— Start of AVAILABLE RECORDS —
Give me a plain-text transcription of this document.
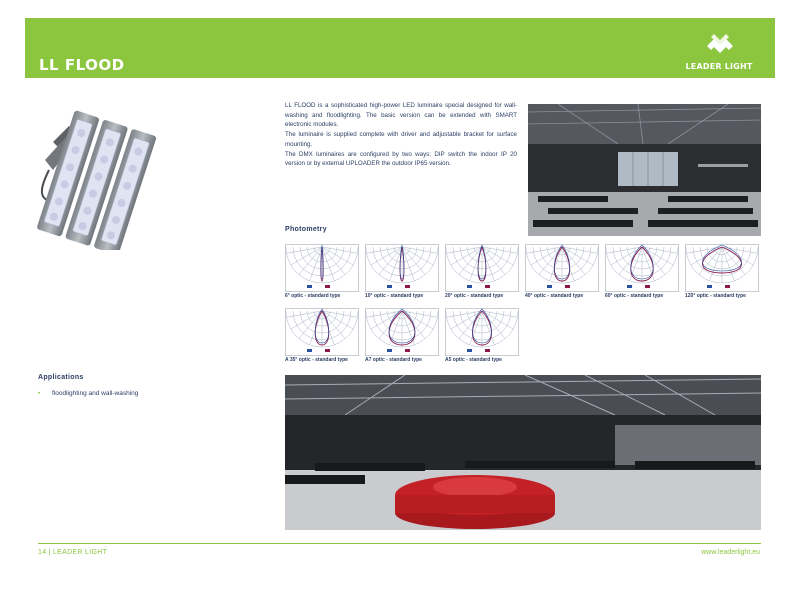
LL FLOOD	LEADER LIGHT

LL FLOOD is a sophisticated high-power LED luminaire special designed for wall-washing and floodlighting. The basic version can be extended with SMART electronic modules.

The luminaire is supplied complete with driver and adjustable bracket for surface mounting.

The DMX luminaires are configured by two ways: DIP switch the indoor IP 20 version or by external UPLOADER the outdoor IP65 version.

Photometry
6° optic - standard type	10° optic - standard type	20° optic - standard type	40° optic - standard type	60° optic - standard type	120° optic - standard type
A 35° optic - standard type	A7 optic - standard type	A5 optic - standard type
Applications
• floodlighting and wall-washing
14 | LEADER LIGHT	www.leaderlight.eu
— End of AVAILABLE RECORDS —
— Start of AVAILABLE RECORDS —
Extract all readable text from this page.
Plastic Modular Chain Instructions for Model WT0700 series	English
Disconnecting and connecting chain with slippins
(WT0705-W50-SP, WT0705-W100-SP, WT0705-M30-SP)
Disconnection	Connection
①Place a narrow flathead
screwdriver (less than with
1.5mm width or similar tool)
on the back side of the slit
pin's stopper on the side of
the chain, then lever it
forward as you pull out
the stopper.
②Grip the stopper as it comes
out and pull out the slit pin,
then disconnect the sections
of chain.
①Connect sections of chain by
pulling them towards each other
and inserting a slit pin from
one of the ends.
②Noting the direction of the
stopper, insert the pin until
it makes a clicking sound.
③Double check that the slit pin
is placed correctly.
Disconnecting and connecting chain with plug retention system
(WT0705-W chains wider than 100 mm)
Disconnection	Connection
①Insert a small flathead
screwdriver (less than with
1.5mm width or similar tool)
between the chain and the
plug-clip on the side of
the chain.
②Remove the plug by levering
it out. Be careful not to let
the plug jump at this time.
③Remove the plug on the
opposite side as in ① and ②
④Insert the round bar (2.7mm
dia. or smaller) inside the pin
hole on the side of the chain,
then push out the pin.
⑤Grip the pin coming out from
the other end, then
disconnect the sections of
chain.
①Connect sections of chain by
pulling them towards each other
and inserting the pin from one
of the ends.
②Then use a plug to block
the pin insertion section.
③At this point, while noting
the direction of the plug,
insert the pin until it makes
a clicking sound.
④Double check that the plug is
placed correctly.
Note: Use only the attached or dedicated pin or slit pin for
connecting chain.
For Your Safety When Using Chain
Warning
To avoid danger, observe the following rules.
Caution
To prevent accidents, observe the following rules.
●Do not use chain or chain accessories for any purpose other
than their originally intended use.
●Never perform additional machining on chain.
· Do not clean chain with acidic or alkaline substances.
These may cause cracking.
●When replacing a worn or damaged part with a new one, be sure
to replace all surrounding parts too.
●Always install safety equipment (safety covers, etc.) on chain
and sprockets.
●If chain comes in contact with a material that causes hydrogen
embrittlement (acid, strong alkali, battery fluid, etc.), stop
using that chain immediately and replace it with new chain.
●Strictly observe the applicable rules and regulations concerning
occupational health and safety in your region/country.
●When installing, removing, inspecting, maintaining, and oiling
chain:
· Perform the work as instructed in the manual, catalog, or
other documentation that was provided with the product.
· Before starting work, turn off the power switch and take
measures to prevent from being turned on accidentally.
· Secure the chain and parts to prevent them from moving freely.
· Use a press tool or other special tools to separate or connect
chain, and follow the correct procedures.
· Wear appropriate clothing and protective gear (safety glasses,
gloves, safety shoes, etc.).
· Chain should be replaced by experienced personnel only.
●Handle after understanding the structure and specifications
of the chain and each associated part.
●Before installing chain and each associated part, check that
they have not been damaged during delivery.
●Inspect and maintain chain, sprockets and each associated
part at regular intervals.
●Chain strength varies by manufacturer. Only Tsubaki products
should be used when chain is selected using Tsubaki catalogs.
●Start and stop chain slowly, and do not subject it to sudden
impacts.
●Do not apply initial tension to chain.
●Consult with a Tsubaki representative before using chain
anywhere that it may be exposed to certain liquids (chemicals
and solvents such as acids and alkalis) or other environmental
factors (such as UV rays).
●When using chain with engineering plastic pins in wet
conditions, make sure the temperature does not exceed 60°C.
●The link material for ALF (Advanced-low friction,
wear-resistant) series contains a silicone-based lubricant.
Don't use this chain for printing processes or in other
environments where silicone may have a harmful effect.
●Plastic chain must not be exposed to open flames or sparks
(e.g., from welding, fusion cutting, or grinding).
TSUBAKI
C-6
— End of AVAILABLE RECORDS —
### WHAT THIS TASK INVOLVES
Each line holding "connecting" must be found and copied.

### FULL ANSWER
Disconnecting and connecting chain with slippins
Disconnecting and connecting chain with plug retention system
connecting chain.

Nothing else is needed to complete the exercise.